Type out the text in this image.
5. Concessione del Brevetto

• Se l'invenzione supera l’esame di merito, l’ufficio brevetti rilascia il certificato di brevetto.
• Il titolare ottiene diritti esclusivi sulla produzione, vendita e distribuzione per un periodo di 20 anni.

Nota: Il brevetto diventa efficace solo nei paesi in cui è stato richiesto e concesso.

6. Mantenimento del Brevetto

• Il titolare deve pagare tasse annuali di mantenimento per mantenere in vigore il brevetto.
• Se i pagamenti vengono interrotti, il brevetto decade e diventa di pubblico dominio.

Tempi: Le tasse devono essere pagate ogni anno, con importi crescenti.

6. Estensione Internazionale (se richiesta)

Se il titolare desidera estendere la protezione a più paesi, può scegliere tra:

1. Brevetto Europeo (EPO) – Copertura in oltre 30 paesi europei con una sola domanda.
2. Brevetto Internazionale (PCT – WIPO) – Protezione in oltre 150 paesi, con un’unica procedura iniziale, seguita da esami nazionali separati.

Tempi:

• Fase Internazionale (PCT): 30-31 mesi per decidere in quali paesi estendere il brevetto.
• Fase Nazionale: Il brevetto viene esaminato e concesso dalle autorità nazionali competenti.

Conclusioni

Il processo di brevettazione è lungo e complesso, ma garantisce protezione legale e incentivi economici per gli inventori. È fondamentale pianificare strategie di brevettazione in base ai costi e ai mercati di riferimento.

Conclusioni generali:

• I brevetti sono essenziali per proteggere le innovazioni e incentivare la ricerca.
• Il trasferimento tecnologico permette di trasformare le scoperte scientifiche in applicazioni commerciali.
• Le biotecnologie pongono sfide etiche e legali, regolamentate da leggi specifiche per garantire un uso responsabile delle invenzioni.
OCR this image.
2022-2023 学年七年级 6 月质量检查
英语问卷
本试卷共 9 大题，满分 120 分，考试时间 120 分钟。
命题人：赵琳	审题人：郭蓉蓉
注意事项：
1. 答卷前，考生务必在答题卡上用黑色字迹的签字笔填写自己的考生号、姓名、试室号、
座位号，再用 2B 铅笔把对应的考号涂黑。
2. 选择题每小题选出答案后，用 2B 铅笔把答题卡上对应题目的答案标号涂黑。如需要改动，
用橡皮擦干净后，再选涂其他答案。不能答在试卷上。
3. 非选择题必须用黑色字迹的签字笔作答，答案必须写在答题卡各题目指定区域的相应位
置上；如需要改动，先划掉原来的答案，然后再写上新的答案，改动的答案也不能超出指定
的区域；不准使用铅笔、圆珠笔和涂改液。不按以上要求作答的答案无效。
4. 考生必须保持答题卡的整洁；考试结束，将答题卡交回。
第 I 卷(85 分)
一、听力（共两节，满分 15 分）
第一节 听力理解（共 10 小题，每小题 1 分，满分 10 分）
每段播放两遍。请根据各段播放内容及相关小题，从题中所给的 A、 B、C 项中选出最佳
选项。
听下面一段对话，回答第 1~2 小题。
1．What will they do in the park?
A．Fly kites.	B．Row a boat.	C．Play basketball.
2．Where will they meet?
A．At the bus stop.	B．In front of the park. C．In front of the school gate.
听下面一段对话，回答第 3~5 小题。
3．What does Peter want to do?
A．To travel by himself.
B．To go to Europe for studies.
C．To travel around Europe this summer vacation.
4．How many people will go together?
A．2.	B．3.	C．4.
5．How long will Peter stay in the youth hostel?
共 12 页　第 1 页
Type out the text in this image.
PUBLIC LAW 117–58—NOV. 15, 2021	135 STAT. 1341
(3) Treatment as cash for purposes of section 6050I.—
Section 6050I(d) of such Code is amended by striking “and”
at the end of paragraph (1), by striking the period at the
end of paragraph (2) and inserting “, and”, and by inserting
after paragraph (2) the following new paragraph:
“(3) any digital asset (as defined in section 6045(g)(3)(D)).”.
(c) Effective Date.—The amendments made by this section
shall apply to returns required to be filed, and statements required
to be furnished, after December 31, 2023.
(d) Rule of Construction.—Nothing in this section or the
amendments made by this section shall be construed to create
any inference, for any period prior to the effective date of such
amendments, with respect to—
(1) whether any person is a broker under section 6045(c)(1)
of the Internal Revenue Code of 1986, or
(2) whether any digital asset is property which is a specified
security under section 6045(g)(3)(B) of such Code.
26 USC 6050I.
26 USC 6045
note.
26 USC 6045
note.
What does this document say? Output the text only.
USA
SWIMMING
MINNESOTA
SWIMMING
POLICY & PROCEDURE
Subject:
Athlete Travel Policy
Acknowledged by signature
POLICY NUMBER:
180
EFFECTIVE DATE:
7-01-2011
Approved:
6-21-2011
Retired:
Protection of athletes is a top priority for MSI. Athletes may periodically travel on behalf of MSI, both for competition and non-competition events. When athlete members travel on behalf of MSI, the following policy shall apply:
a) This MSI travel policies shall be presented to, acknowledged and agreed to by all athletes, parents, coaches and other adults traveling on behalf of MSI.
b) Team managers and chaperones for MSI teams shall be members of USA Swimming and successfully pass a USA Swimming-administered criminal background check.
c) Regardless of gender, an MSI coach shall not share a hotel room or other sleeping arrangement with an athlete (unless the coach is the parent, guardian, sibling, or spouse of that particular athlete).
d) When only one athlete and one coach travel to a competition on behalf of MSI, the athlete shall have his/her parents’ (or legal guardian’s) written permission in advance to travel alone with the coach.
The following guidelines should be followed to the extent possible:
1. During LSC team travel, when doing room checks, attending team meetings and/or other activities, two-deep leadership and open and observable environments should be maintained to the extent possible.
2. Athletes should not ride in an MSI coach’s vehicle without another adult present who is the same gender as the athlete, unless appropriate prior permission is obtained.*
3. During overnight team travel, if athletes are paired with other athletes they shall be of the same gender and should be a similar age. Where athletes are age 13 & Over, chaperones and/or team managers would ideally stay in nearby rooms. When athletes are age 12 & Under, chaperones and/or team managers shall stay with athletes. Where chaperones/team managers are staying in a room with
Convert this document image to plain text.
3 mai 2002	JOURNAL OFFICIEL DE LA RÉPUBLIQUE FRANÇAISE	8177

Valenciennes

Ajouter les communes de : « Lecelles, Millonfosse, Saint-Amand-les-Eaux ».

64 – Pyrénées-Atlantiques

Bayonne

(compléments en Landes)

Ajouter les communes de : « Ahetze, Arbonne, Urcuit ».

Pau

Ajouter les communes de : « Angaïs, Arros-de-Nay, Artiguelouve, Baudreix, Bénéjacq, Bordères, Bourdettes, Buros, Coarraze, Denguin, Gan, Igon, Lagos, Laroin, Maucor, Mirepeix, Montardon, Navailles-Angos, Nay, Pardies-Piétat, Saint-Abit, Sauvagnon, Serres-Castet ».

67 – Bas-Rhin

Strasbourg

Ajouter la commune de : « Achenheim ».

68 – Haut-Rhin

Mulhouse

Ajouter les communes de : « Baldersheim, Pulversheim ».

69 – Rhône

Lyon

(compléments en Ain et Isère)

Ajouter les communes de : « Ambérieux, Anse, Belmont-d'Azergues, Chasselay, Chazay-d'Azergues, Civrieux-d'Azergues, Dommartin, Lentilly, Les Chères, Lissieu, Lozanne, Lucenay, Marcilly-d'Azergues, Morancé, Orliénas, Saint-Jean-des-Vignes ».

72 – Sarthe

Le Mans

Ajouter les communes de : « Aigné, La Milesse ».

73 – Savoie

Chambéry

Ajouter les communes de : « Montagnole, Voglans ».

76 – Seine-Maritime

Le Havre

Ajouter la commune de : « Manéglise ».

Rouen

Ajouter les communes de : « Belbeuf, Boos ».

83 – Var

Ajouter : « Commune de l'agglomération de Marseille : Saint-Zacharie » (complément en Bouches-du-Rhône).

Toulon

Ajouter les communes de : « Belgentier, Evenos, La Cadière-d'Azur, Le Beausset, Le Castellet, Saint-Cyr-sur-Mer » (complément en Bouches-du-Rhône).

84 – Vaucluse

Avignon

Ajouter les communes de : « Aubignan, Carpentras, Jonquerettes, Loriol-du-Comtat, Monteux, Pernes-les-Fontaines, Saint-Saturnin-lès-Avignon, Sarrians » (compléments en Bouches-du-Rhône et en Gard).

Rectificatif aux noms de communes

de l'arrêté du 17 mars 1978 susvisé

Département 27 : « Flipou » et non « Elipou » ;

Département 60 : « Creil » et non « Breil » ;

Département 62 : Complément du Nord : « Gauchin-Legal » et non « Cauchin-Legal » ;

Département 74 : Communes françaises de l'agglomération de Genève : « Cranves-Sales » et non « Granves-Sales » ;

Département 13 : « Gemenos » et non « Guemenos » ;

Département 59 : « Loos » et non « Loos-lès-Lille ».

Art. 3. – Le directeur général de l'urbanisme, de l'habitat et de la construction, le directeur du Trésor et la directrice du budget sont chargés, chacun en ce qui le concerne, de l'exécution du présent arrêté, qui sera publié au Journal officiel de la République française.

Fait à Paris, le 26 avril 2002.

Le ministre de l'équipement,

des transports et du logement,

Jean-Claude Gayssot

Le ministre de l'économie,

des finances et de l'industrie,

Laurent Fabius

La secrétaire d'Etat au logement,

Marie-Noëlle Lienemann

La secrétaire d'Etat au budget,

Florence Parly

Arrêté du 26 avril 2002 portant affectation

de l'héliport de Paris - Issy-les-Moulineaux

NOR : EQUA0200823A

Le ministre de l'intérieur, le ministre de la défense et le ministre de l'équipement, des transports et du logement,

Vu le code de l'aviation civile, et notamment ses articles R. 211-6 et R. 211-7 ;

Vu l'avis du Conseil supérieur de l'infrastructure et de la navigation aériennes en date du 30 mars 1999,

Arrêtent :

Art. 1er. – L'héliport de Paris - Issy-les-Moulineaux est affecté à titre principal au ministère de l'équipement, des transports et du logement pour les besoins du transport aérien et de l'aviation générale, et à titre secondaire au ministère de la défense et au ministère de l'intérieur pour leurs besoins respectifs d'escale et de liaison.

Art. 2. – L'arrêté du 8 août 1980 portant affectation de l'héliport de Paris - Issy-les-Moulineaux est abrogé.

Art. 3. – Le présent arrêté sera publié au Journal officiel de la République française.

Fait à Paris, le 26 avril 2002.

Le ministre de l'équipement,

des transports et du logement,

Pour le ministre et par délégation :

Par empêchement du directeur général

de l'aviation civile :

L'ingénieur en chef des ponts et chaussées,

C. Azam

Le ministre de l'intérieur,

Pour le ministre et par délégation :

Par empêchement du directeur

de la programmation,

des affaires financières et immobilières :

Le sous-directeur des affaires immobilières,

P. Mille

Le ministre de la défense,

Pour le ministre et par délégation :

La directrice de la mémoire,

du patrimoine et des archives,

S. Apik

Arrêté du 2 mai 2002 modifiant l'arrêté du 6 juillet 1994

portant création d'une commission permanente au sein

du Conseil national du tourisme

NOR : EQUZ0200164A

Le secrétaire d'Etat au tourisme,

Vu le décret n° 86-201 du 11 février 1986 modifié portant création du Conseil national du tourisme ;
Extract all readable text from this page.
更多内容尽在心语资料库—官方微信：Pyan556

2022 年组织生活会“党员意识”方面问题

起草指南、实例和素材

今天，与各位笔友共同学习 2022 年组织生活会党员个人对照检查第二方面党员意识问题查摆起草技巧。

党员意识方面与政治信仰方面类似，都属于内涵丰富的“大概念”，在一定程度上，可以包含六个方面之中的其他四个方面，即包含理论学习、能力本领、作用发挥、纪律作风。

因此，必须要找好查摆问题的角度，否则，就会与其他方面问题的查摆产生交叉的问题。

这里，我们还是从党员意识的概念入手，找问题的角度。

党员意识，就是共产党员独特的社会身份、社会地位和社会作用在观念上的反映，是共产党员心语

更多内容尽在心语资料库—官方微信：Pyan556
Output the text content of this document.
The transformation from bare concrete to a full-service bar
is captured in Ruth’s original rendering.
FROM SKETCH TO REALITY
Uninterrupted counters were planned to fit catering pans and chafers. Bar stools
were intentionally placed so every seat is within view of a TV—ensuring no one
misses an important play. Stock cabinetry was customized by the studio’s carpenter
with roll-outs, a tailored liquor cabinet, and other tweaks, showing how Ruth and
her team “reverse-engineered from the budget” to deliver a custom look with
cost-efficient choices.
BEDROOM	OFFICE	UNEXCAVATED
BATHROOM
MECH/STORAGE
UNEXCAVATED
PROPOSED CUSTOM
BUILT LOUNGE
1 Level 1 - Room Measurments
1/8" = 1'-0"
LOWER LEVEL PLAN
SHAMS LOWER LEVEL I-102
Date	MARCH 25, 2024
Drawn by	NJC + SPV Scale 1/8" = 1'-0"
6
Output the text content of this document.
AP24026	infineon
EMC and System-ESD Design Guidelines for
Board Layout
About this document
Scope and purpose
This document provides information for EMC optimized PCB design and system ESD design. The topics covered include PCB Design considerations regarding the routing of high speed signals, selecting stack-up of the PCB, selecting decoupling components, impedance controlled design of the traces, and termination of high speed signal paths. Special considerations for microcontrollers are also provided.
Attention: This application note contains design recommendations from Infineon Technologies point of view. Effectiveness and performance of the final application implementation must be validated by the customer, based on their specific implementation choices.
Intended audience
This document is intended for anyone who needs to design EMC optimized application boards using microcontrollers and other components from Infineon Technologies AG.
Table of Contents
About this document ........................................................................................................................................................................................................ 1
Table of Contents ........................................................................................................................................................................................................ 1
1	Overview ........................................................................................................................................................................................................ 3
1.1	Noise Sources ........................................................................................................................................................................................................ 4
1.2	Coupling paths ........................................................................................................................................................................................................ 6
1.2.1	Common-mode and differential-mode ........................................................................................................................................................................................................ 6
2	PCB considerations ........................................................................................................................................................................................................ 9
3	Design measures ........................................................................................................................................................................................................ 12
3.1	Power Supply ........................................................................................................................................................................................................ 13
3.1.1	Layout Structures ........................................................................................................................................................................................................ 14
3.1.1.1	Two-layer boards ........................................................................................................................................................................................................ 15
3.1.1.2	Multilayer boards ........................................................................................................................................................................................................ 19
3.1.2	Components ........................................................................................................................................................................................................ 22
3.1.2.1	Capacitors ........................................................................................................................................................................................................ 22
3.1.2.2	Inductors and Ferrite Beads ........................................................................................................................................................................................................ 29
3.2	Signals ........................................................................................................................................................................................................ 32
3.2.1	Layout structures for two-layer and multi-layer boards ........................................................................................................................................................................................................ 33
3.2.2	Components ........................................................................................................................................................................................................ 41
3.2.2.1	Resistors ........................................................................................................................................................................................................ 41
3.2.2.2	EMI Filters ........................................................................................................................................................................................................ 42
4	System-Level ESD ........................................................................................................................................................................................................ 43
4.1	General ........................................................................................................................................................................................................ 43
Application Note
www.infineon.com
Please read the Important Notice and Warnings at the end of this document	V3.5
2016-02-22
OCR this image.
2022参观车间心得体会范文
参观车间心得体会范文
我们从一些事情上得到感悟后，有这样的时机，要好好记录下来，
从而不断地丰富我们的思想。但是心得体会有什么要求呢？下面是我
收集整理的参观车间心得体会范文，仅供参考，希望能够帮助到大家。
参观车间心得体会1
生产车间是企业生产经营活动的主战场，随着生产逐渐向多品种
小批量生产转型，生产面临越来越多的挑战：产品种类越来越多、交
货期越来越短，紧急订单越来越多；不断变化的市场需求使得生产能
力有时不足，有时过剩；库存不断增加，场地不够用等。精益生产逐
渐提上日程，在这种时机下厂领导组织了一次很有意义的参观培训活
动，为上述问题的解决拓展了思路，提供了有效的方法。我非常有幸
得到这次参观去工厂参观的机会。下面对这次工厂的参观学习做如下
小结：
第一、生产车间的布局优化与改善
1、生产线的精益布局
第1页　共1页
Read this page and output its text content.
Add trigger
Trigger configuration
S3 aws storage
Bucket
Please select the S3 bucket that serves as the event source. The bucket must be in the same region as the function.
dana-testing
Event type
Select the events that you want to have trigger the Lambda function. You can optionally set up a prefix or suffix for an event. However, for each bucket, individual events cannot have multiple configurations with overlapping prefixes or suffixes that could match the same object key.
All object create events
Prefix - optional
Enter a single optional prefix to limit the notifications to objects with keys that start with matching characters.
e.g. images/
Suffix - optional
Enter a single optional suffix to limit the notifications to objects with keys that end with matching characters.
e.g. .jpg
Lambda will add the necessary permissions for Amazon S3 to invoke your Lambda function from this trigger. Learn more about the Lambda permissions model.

◆ ◆ ◆ ◆ ◆

■ **WHAT IS EXPECTED**: Print nothing but the lines from the line with "Read this page and output its text content." to the last line of the records above. Both of those lines count.

■ **CORRECT RESULT**:
Read this page and output its text content.
Add trigger
Trigger configuration
S3 aws storage
Bucket
Please select the S3 bucket that serves as the event source. The bucket must be in the same region as the function.
dana-testing
Event type
Select the events that you want to have trigger the Lambda function. You can optionally set up a prefix or suffix for an event. However, for each bucket, individual events cannot have multiple configurations with overlapping prefixes or suffixes that could match the same object key.
All object create events
Prefix - optional
Enter a single optional prefix to limit the notifications to objects with keys that start with matching characters.
e.g. images/
Suffix - optional
Enter a single optional suffix to limit the notifications to objects with keys that end with matching characters.
e.g. .jpg
Lambda will add the necessary permissions for Amazon S3 to invoke your Lambda function from this trigger. Learn more about the Lambda permissions model.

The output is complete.